WHAT IS NEEDED: What number of lines hold the word "Normalized"? State that number and nothing besides.

┄┄┄┄┄┄┄┄┄┄

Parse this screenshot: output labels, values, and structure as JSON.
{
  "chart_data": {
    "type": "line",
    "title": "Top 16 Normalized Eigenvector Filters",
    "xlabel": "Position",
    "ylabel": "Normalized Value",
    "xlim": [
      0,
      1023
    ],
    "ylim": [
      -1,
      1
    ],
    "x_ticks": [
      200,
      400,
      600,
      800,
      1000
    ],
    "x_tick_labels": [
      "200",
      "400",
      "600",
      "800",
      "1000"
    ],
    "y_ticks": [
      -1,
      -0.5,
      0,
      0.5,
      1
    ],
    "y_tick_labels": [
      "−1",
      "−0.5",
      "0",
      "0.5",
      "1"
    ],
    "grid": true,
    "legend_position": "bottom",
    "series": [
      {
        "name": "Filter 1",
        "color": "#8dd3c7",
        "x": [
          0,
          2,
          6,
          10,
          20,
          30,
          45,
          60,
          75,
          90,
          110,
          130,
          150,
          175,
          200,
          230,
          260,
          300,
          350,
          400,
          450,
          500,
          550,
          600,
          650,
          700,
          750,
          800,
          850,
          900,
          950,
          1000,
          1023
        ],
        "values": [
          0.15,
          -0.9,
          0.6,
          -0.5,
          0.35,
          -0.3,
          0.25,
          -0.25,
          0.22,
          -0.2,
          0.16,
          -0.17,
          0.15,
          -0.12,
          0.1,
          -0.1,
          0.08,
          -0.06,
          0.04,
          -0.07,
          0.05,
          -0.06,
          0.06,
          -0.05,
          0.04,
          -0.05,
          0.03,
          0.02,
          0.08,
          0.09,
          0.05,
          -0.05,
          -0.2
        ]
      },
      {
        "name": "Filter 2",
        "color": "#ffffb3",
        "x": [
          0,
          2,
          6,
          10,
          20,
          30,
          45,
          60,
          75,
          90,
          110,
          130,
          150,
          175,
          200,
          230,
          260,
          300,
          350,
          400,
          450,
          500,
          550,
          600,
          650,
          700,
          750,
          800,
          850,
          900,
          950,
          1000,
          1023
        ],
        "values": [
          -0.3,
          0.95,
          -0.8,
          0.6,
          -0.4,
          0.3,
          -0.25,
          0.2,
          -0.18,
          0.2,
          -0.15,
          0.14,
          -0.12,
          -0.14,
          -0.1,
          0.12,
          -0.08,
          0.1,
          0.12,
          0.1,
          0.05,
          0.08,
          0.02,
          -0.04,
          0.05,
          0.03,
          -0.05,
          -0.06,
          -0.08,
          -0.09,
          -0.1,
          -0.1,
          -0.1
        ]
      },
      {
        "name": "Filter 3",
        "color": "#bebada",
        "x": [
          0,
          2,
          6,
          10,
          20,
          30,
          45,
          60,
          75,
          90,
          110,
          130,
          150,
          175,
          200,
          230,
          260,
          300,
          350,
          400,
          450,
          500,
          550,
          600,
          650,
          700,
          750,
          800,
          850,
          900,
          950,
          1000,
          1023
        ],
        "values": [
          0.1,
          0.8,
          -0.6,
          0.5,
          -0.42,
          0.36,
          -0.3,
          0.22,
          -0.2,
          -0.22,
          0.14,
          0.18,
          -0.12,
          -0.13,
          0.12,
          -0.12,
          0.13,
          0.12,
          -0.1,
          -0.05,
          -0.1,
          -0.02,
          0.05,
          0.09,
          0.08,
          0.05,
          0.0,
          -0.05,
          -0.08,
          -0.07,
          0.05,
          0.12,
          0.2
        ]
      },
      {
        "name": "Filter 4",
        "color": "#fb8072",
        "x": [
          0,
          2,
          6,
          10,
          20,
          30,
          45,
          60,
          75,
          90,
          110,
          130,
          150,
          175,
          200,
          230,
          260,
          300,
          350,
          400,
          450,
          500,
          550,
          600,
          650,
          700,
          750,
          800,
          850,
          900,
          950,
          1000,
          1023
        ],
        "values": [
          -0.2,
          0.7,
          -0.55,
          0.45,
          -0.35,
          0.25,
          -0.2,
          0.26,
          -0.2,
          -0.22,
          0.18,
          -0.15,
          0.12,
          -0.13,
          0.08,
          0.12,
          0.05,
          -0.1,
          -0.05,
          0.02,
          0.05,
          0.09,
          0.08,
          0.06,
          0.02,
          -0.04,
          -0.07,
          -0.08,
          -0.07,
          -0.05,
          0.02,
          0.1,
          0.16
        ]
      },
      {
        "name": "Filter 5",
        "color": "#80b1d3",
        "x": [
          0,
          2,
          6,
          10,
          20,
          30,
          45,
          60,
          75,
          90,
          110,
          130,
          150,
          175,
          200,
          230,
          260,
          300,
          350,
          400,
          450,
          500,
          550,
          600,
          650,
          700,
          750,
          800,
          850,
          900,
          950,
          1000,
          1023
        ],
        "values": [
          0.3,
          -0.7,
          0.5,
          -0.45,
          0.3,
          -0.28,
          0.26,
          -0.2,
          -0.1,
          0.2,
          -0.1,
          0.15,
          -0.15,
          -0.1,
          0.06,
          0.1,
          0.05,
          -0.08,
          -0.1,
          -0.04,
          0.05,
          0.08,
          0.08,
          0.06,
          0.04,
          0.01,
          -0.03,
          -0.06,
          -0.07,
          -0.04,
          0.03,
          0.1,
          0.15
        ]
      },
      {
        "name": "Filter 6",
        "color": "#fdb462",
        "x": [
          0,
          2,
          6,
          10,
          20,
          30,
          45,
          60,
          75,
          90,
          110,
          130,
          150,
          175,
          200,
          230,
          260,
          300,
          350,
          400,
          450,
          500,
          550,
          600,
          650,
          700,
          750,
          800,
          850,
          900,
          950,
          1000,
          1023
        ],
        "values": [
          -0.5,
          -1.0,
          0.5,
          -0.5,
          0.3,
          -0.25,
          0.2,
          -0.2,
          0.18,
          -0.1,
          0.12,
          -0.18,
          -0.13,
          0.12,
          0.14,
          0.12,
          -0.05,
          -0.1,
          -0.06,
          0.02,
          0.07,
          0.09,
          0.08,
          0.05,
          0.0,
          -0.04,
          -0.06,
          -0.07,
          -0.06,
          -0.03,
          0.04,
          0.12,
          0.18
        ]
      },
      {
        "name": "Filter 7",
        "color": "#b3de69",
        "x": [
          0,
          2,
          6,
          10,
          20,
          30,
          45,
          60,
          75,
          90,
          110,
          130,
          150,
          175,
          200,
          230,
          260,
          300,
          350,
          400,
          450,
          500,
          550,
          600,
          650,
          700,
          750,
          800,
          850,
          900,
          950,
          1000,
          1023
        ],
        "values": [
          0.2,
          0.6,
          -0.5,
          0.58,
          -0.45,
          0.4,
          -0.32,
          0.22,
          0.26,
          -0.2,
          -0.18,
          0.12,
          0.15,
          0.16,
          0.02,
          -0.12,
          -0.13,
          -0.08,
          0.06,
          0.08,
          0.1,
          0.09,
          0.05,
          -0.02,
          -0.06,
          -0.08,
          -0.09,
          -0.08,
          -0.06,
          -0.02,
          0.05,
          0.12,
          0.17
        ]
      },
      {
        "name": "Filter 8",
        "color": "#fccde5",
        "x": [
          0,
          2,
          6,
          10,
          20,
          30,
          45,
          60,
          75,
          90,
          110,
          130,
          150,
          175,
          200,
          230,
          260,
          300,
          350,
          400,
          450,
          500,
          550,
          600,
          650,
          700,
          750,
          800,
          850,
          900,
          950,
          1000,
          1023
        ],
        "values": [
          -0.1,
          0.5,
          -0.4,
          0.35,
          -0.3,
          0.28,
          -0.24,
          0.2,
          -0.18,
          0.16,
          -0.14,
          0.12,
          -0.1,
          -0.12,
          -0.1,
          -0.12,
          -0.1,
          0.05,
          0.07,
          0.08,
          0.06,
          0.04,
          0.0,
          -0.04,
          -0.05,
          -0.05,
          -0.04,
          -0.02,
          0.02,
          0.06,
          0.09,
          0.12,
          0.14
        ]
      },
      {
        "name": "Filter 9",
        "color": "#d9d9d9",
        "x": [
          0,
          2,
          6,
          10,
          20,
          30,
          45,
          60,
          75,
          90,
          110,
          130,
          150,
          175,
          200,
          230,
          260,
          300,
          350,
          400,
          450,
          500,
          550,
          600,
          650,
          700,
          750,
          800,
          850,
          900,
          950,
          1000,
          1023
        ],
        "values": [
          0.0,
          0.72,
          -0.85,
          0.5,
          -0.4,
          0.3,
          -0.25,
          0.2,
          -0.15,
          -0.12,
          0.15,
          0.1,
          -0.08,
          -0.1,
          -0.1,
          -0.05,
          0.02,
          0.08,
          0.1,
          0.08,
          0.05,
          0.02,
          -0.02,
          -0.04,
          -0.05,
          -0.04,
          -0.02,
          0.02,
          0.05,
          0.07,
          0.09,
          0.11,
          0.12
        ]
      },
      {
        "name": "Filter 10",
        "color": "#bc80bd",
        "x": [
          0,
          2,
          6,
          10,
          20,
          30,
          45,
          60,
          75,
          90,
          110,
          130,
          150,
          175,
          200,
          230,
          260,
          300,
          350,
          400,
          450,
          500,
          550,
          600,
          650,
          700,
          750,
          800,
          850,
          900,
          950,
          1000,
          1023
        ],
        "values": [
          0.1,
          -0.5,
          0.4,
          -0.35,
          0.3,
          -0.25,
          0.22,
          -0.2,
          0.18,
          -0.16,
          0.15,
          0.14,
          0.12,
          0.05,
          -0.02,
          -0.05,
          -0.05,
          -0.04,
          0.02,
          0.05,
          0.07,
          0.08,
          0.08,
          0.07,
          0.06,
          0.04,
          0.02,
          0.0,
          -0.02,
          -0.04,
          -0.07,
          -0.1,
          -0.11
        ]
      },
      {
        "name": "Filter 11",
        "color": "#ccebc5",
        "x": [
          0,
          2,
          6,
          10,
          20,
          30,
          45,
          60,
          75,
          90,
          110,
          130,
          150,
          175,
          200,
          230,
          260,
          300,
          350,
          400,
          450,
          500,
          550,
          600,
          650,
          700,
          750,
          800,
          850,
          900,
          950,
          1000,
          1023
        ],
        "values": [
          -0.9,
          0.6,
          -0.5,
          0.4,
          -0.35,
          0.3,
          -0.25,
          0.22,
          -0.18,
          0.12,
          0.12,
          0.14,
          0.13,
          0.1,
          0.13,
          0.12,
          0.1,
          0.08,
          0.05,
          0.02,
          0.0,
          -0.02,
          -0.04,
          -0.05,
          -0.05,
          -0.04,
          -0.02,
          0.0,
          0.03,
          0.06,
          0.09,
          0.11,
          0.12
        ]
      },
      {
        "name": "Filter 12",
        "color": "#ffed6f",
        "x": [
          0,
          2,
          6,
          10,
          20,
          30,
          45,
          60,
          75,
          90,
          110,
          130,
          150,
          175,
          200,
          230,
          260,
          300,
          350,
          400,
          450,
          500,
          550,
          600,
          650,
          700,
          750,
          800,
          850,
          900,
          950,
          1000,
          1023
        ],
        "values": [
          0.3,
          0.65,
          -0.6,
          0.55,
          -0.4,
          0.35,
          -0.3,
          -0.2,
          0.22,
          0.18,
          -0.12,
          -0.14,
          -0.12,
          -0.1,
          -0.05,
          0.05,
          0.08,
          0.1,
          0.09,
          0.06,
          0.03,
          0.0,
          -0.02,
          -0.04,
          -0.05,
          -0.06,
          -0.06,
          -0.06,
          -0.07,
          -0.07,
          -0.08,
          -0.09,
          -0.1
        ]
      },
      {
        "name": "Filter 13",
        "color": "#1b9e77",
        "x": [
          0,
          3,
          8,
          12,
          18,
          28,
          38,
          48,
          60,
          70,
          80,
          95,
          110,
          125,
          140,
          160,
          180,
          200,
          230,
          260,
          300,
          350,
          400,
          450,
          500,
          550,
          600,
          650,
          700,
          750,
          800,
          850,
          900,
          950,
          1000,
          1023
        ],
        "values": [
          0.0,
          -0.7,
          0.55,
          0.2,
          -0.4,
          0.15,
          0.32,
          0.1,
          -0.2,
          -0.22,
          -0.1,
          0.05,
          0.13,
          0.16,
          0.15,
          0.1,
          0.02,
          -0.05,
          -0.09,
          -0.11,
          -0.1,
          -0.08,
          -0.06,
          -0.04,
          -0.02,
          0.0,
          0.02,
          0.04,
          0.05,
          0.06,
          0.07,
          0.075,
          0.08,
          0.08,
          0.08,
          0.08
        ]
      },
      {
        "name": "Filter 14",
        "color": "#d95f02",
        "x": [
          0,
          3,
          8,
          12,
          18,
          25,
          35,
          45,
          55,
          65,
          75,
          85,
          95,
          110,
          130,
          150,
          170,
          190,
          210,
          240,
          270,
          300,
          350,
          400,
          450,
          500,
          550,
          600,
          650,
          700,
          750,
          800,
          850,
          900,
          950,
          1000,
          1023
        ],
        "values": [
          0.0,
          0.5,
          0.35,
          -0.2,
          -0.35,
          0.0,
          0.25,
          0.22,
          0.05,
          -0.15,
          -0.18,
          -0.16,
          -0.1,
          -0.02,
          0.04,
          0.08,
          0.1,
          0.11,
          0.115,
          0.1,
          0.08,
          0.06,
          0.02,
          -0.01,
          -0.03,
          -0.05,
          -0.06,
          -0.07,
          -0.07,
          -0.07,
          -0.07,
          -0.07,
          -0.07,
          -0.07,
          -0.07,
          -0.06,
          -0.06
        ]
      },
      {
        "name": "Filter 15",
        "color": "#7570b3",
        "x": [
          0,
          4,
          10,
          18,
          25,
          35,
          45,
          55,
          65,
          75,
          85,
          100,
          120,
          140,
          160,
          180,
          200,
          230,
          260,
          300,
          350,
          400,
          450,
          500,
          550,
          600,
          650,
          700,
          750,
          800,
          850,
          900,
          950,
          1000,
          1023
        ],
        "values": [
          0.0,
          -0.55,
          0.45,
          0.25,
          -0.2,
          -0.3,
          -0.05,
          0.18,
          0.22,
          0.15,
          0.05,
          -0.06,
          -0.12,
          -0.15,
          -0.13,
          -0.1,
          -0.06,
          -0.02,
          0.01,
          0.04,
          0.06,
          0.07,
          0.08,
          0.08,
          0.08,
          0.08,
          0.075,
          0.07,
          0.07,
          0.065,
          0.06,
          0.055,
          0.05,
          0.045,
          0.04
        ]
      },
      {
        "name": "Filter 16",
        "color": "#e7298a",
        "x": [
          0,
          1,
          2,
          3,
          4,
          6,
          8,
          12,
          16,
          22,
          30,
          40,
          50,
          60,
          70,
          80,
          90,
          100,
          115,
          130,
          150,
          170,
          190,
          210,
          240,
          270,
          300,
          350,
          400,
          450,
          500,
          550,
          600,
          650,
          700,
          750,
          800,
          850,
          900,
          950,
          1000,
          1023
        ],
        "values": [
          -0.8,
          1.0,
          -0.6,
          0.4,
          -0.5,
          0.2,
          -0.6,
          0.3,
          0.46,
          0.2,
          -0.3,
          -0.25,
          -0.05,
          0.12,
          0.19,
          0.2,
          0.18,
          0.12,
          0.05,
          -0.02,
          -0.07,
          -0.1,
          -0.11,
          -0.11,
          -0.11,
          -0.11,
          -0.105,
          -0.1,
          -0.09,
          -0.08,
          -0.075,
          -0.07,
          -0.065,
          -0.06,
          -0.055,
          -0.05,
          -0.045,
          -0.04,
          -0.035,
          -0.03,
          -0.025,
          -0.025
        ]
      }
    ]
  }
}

┄┄┄┄┄┄┄┄┄┄

EXERCISE RESPONSE: 2